begin Recorded information
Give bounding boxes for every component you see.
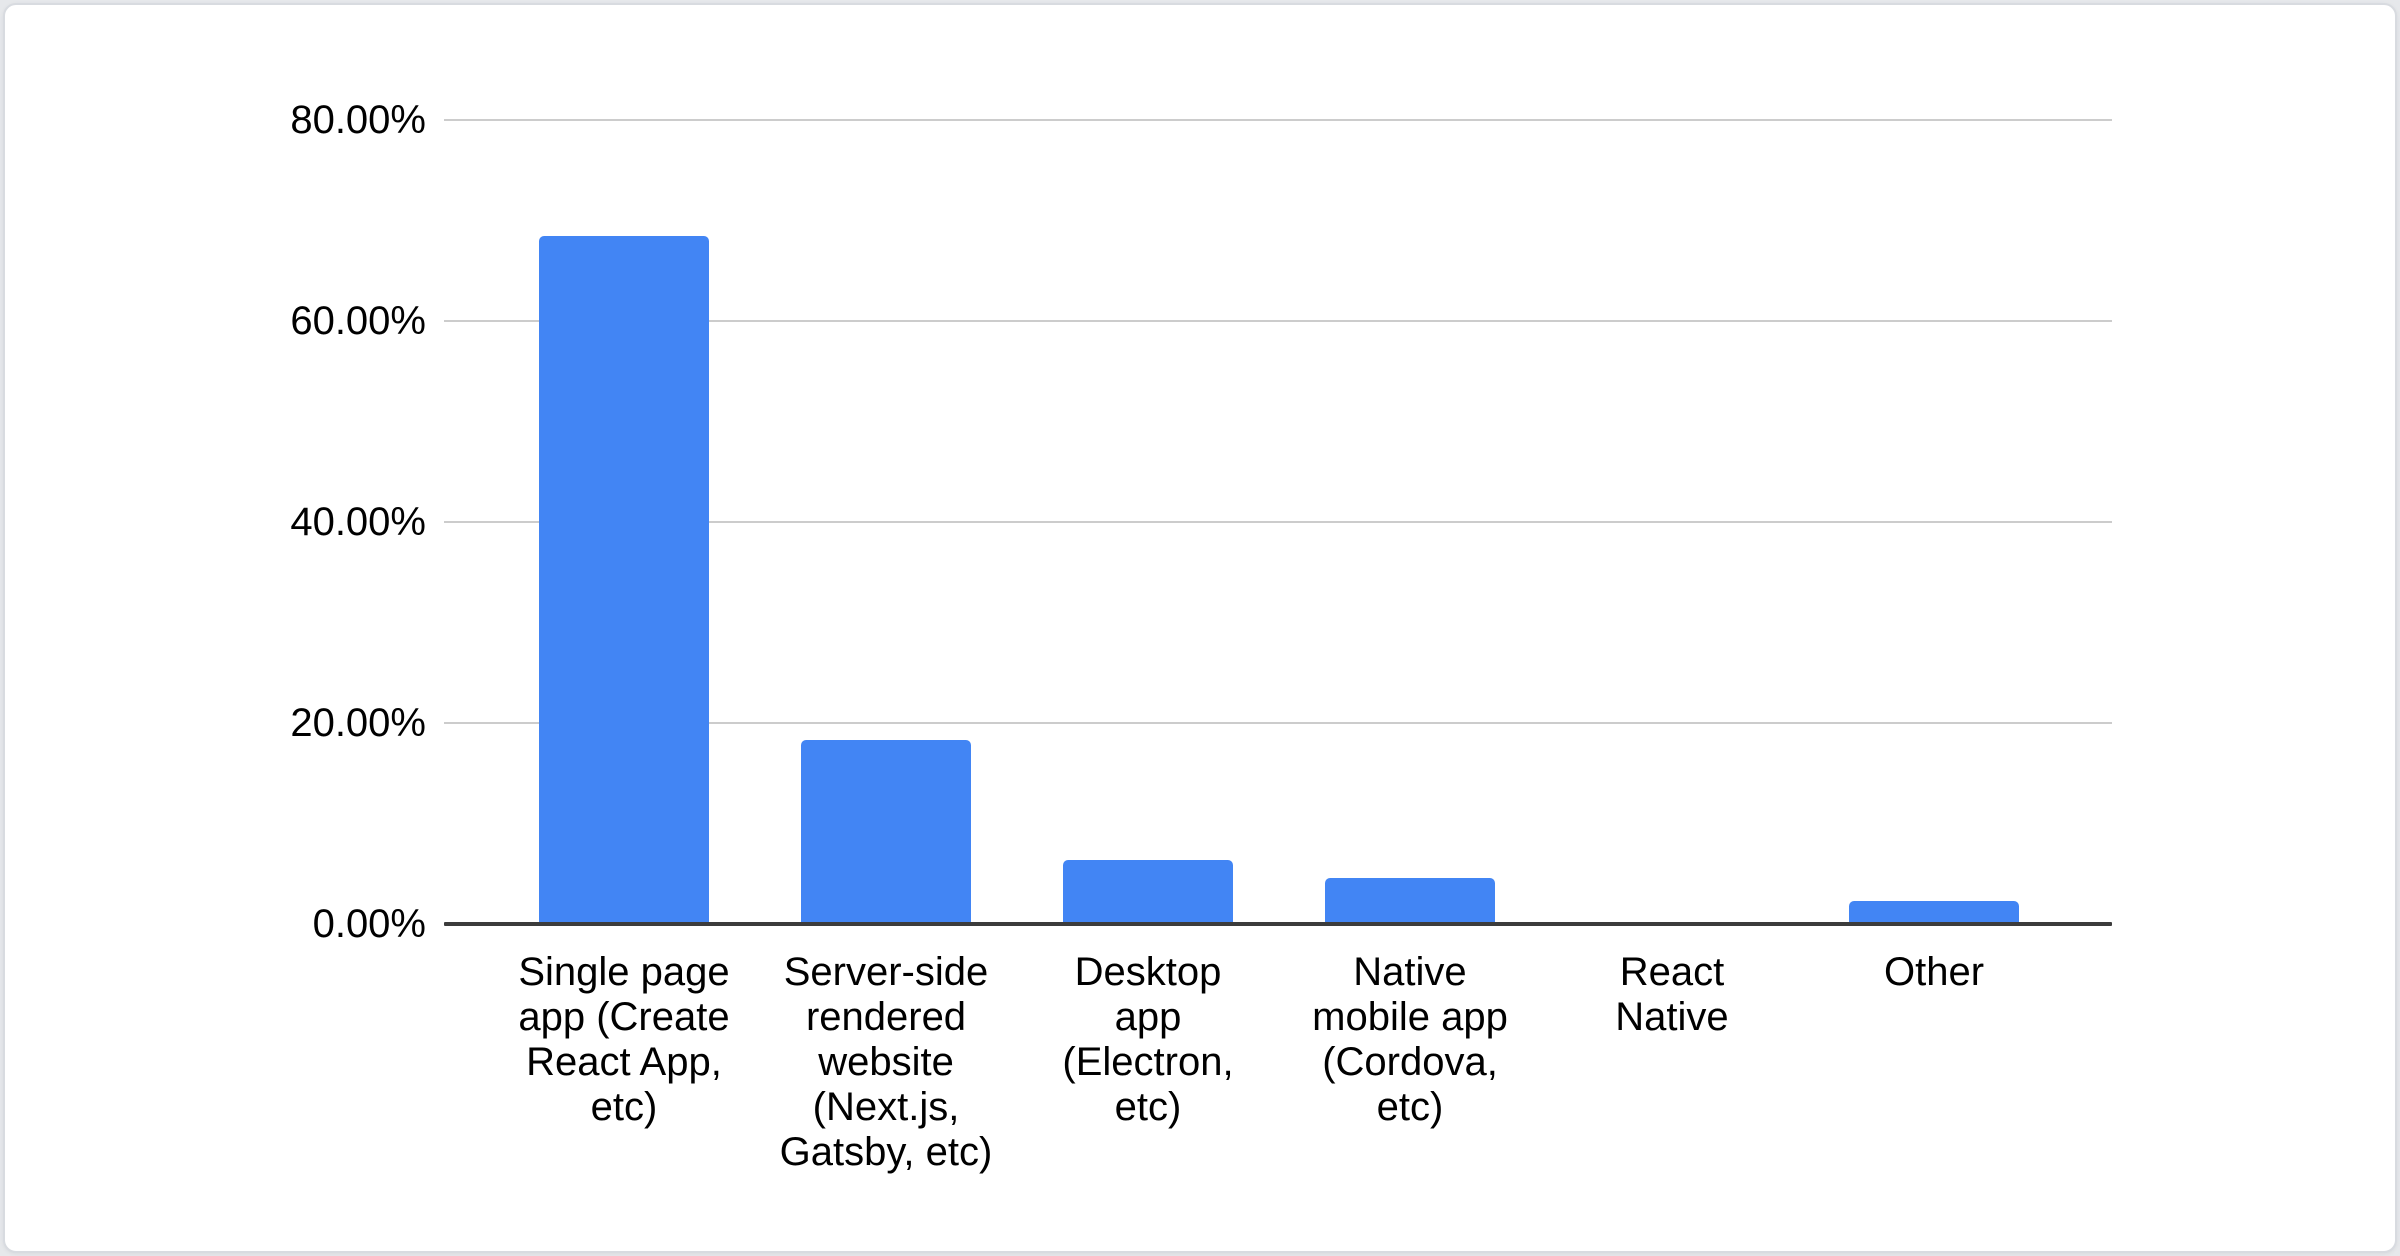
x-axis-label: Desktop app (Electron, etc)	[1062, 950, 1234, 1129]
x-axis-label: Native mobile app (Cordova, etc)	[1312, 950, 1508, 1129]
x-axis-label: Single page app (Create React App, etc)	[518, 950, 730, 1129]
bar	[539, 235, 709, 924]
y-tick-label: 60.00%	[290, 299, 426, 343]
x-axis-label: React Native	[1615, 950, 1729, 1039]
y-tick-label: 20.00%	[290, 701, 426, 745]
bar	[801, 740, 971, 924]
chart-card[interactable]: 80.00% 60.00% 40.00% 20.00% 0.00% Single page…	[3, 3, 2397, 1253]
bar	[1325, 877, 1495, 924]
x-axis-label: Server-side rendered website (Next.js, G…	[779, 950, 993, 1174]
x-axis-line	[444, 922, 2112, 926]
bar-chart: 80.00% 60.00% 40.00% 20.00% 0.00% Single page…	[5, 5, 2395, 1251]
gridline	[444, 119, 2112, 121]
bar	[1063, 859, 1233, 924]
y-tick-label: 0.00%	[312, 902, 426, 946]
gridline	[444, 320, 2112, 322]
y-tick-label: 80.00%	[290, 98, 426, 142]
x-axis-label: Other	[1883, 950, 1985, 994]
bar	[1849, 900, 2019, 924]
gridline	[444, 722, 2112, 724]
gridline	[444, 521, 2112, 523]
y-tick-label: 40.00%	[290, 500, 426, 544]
end Recorded information
begin Recorded information
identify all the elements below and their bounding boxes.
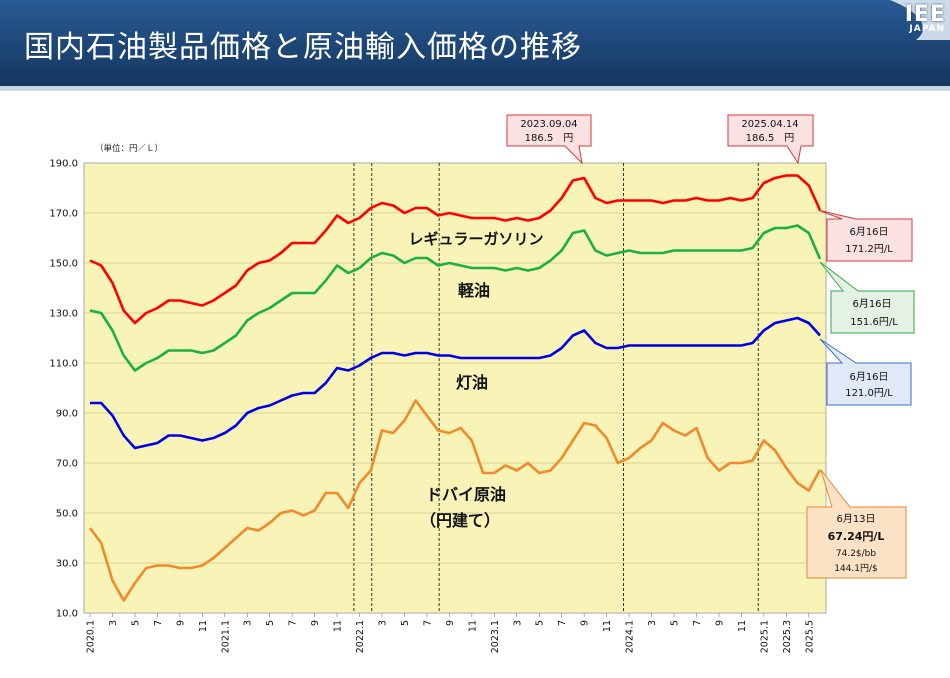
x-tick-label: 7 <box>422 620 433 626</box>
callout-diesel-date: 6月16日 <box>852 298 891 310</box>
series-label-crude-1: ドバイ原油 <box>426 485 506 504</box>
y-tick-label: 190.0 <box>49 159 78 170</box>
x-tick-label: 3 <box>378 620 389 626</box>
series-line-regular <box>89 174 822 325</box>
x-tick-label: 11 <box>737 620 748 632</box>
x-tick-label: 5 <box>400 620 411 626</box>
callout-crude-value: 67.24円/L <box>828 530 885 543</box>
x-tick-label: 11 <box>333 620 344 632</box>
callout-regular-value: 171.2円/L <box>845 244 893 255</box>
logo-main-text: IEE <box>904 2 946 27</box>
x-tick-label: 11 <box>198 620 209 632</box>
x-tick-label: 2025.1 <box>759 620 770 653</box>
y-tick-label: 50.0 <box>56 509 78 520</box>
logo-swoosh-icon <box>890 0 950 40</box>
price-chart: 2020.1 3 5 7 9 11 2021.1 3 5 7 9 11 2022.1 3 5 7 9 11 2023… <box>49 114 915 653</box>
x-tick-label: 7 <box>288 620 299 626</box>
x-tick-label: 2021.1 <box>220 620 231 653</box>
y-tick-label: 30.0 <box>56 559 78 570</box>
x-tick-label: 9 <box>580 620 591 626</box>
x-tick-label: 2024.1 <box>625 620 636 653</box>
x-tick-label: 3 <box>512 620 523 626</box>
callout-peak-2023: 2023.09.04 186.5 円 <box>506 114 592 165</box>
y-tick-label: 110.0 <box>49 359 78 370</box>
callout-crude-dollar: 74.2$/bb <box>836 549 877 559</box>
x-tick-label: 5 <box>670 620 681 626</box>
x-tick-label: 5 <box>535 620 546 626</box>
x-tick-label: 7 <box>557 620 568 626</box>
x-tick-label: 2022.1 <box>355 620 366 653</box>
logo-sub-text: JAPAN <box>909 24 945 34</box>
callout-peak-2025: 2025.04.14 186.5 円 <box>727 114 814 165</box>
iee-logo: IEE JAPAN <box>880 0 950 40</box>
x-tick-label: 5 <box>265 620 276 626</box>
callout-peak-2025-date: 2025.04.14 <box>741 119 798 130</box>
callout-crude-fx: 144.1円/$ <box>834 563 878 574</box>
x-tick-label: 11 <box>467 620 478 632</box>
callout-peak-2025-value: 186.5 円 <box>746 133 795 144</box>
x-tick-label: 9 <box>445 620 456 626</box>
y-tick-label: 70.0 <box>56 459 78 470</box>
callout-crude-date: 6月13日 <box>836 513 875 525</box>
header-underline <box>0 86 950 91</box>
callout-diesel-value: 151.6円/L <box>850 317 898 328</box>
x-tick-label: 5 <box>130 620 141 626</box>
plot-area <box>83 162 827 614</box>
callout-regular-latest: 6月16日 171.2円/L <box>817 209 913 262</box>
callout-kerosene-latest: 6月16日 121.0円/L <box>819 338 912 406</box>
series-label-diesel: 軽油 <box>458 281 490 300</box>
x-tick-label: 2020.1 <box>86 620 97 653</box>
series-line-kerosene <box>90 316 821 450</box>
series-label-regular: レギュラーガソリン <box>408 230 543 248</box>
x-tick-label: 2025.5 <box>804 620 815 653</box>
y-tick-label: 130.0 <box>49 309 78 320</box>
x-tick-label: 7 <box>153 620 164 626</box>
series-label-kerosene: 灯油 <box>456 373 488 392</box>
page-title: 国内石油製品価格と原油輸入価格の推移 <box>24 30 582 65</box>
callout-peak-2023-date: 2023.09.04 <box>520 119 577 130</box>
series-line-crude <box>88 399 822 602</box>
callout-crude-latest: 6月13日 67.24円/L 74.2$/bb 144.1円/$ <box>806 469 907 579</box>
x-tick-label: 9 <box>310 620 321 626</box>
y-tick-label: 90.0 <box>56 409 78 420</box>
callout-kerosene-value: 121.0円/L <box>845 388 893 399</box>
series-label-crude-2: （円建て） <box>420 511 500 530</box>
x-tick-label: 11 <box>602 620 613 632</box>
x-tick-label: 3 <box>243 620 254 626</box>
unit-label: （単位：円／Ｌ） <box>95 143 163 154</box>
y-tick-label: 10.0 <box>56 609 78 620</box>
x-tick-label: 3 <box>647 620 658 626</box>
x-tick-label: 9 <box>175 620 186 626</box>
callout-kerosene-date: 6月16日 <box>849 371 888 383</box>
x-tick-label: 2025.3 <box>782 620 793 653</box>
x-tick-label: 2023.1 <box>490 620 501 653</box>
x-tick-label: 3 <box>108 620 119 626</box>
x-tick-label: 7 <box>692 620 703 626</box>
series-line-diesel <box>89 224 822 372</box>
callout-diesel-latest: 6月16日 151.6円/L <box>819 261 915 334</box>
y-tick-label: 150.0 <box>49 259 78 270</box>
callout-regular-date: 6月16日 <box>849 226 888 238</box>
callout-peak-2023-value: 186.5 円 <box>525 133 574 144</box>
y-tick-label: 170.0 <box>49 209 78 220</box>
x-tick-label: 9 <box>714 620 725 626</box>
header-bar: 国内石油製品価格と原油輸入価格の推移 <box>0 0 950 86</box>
end Recorded information
Set problem: Copy out, unchanged, the lines of the listing between the line containing "x-tick-label: 7 <box>422 620 433 626</box>" and the line containing "iee-logo: IEE JAPAN <box>880 0 950 40</box>", inclusive.

Output of the task:
x-tick-label: 7 <box>422 620 433 626</box>
callout-diesel-date: 6月16日 <box>852 298 891 310</box>
series-label-crude-1: ドバイ原油 <box>426 485 506 504</box>
y-tick-label: 190.0 <box>49 159 78 170</box>
x-tick-label: 3 <box>378 620 389 626</box>
series-line-regular <box>89 174 822 325</box>
x-tick-label: 11 <box>737 620 748 632</box>
x-tick-label: 5 <box>400 620 411 626</box>
callout-crude-value: 67.24円/L <box>828 530 885 543</box>
x-tick-label: 11 <box>333 620 344 632</box>
callout-regular-value: 171.2円/L <box>845 244 893 255</box>
logo-main-text: IEE <box>904 2 946 27</box>
x-tick-label: 11 <box>198 620 209 632</box>
x-tick-label: 2025.1 <box>759 620 770 653</box>
y-tick-label: 50.0 <box>56 509 78 520</box>
logo-swoosh-icon <box>890 0 950 40</box>
price-chart: 2020.1 3 5 7 9 11 2021.1 3 5 7 9 11 2022.1 3 5 7 9 11 2023… <box>49 114 915 653</box>
x-tick-label: 7 <box>288 620 299 626</box>
x-tick-label: 2021.1 <box>220 620 231 653</box>
y-tick-label: 30.0 <box>56 559 78 570</box>
x-tick-label: 9 <box>580 620 591 626</box>
x-tick-label: 2024.1 <box>625 620 636 653</box>
x-tick-label: 3 <box>512 620 523 626</box>
callout-peak-2023: 2023.09.04 186.5 円 <box>506 114 592 165</box>
y-tick-label: 110.0 <box>49 359 78 370</box>
callout-crude-dollar: 74.2$/bb <box>836 549 877 559</box>
x-tick-label: 5 <box>670 620 681 626</box>
x-tick-label: 5 <box>535 620 546 626</box>
x-tick-label: 7 <box>557 620 568 626</box>
x-tick-label: 2022.1 <box>355 620 366 653</box>
logo-sub-text: JAPAN <box>909 24 945 34</box>
callout-peak-2025: 2025.04.14 186.5 円 <box>727 114 814 165</box>
iee-logo: IEE JAPAN <box>880 0 950 40</box>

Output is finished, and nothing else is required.